■ DATA
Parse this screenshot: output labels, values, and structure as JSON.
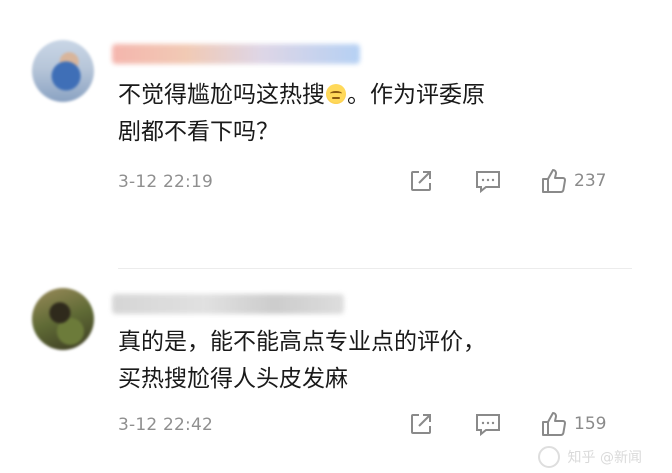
{
  "comments": [
    {
      "avatar": "user-avatar-photo",
      "username": "",
      "text_line1_a": "不觉得尴尬吗这热搜",
      "text_line1_b": "。作为评委原",
      "text_line2": "剧都不看下吗？",
      "timestamp": "3-12 22:19",
      "like_count": "237"
    },
    {
      "avatar": "user-avatar-photo",
      "username": "",
      "text_line1": "真的是，能不能高点专业点的评价，",
      "text_line2": "买热搜尬得人头皮发麻",
      "timestamp": "3-12 22:42",
      "like_count": "159"
    }
  ],
  "icons": {
    "share": "share-icon",
    "comment": "comment-icon",
    "like": "thumbs-up-icon",
    "emoji": "emoji-icon"
  },
  "watermark": "知乎 @新闻"
}
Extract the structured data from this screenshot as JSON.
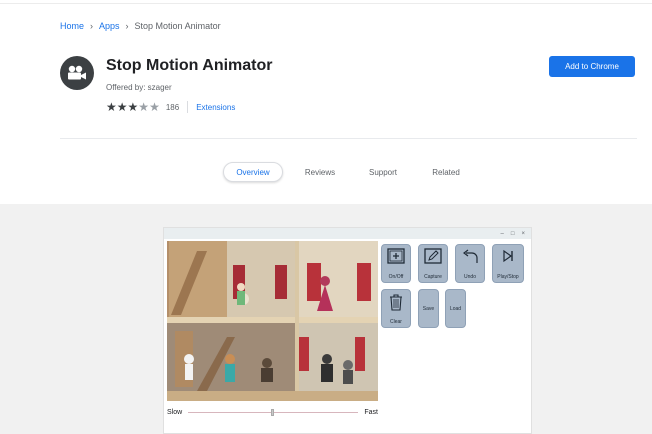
{
  "breadcrumb": {
    "home": "Home",
    "apps": "Apps",
    "current": "Stop Motion Animator",
    "sep": "›"
  },
  "app": {
    "title": "Stop Motion Animator",
    "offered_by": "Offered by: szager",
    "rating_stars": 3,
    "rating_count": "186",
    "category": "Extensions",
    "icon": "film-camera-icon"
  },
  "actions": {
    "add_label": "Add to Chrome"
  },
  "tabs": [
    {
      "label": "Overview",
      "active": true
    },
    {
      "label": "Reviews",
      "active": false
    },
    {
      "label": "Support",
      "active": false
    },
    {
      "label": "Related",
      "active": false
    }
  ],
  "screenshot": {
    "window_controls": {
      "minimize": "–",
      "maximize": "□",
      "close": "×"
    },
    "tools": [
      {
        "label": "On/Off",
        "icon": "plus-box-icon"
      },
      {
        "label": "Capture",
        "icon": "pencil-icon"
      },
      {
        "label": "Undo",
        "icon": "undo-arrow-icon"
      },
      {
        "label": "Play/Stop",
        "icon": "play-stop-icon"
      },
      {
        "label": "Clear",
        "icon": "trash-icon"
      },
      {
        "label": "Save",
        "icon": "save-icon"
      },
      {
        "label": "Load",
        "icon": "load-icon"
      }
    ],
    "speed": {
      "slow": "Slow",
      "fast": "Fast",
      "value": 0.5
    }
  },
  "colors": {
    "accent": "#1a73e8",
    "tool_bg": "#a9b8c9"
  }
}
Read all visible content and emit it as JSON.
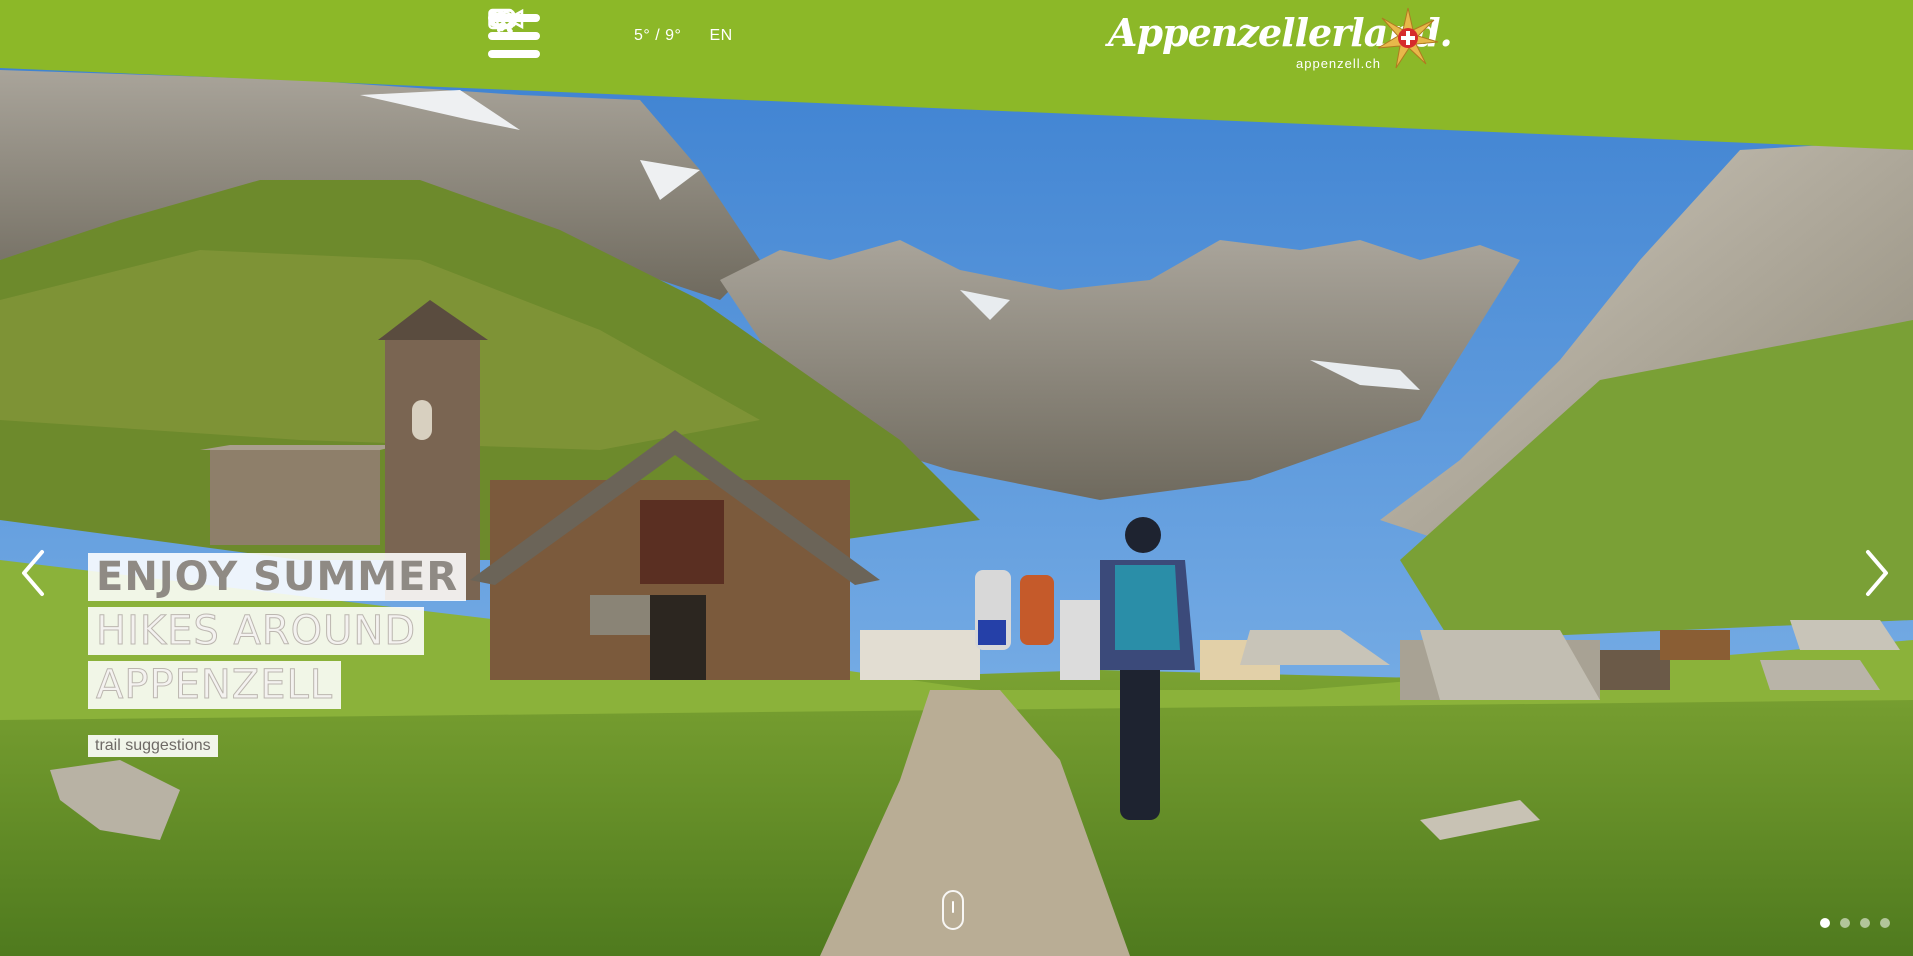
{
  "header": {
    "menu_icon": "hamburger-icon",
    "favorites_icon": "heart-icon",
    "weather": {
      "icon": "cloud-icon",
      "text": "5° / 9°"
    },
    "language": "EN",
    "video_icon": "video-camera-icon",
    "search_icon": "search-icon",
    "cart_icon": "shopping-cart-icon",
    "background_color": "#8cb828"
  },
  "brand": {
    "name": "Appenzellerland.",
    "domain": "appenzell.ch",
    "emblem_icon": "edelweiss-star-icon"
  },
  "hero": {
    "lines": [
      "ENJOY SUMMER",
      "HIKES AROUND",
      "APPENZELL"
    ],
    "button_label": "trail suggestions",
    "prev_icon": "chevron-left-icon",
    "next_icon": "chevron-right-icon",
    "scroll_icon": "mouse-scroll-icon",
    "slides_total": 4,
    "slide_active": 1
  }
}
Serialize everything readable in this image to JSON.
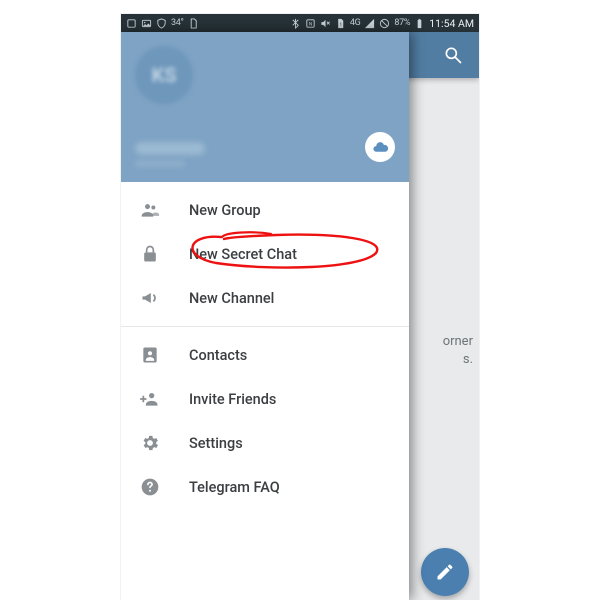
{
  "statusbar": {
    "temp": "34°",
    "net": "4G",
    "battery": "87%",
    "time": "11:54 AM"
  },
  "drawer": {
    "avatar_initials": "KS",
    "items_top": [
      {
        "icon": "group-icon",
        "label": "New Group"
      },
      {
        "icon": "lock-icon",
        "label": "New Secret Chat"
      },
      {
        "icon": "megaphone-icon",
        "label": "New Channel"
      }
    ],
    "items_bottom": [
      {
        "icon": "contacts-icon",
        "label": "Contacts"
      },
      {
        "icon": "invite-icon",
        "label": "Invite Friends"
      },
      {
        "icon": "settings-icon",
        "label": "Settings"
      },
      {
        "icon": "help-icon",
        "label": "Telegram FAQ"
      }
    ]
  },
  "background": {
    "hint_line1": "orner",
    "hint_line2": "s."
  }
}
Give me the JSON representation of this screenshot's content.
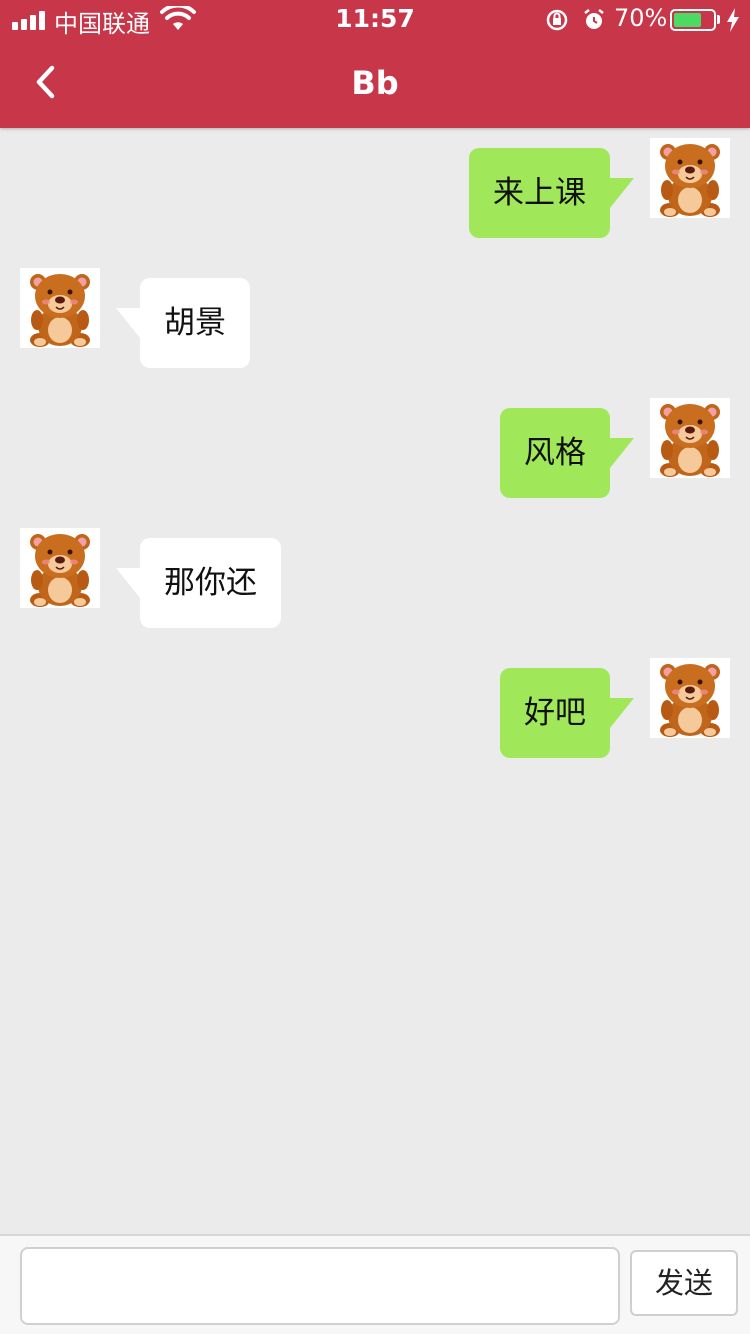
{
  "status_bar": {
    "carrier": "中国联通",
    "time": "11:57",
    "battery_percent": "70%",
    "battery_level": 0.7,
    "icons": [
      "signal-icon",
      "wifi-icon",
      "rotation-lock-icon",
      "alarm-icon",
      "battery-icon",
      "charging-icon"
    ]
  },
  "header": {
    "title": "Bb",
    "back_icon": "chevron-left-icon"
  },
  "messages": [
    {
      "side": "right",
      "text": "来上课"
    },
    {
      "side": "left",
      "text": "胡景"
    },
    {
      "side": "right",
      "text": "风格"
    },
    {
      "side": "left",
      "text": "那你还"
    },
    {
      "side": "right",
      "text": "好吧"
    }
  ],
  "input_bar": {
    "value": "",
    "placeholder": "",
    "send_label": "发送"
  },
  "colors": {
    "header_bg": "#c8364a",
    "sent_bubble": "#a0e75a",
    "received_bubble": "#ffffff",
    "chat_bg": "#ebebeb",
    "battery_fill": "#4cd964"
  }
}
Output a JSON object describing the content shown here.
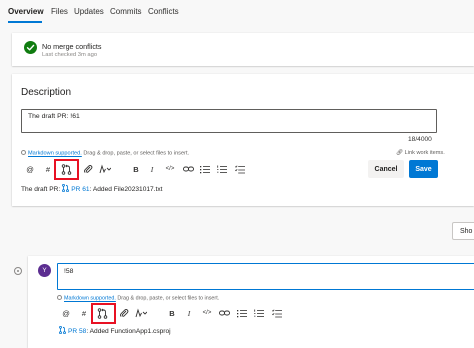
{
  "tabs": [
    {
      "label": "Overview",
      "active": true
    },
    {
      "label": "Files",
      "active": false
    },
    {
      "label": "Updates",
      "active": false
    },
    {
      "label": "Commits",
      "active": false
    },
    {
      "label": "Conflicts",
      "active": false
    }
  ],
  "merge_status": {
    "title": "No merge conflicts",
    "subtitle": "Last checked 3m ago"
  },
  "description": {
    "heading": "Description",
    "text": "The draft PR: !61",
    "counter": "18/4000",
    "markdown_link": "Markdown supported.",
    "markdown_rest": " Drag & drop, paste, or select files to insert.",
    "work_items_link": "Link work items.",
    "cancel_label": "Cancel",
    "save_label": "Save",
    "preview_prefix": "The draft PR:",
    "preview_pr_link": "PR 61",
    "preview_pr_title": ": Added File20231017.txt"
  },
  "toolbar_icons": [
    "mention-icon",
    "hashtag-icon",
    "pull-request-icon",
    "attach-icon",
    "highlight-icon",
    "bold-icon",
    "italic-icon",
    "code-icon",
    "link-icon",
    "bulleted-list-icon",
    "numbered-list-icon",
    "checklist-icon"
  ],
  "toolbar_glyphs": {
    "mention": "@",
    "hashtag": "#",
    "bold": "B",
    "italic": "I",
    "code": "</>"
  },
  "show_button_label": "Sho",
  "comment": {
    "avatar_initial": "Y",
    "text": "!58",
    "markdown_link": "Markdown supported.",
    "markdown_rest": " Drag & drop, paste, or select files to insert.",
    "preview_pr_link": "PR 58",
    "preview_pr_title": ": Added FunctionApp1.csproj"
  },
  "colors": {
    "accent": "#0078d4",
    "success": "#107c10",
    "highlight_box": "#e81123",
    "avatar": "#5c2e91"
  }
}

■ REQUIRED TASK
Copy each line of the entries that includes the word "draft".

■ EXERCISE SOLUTION
    "text": "The draft PR: !61",
    "preview_prefix": "The draft PR:",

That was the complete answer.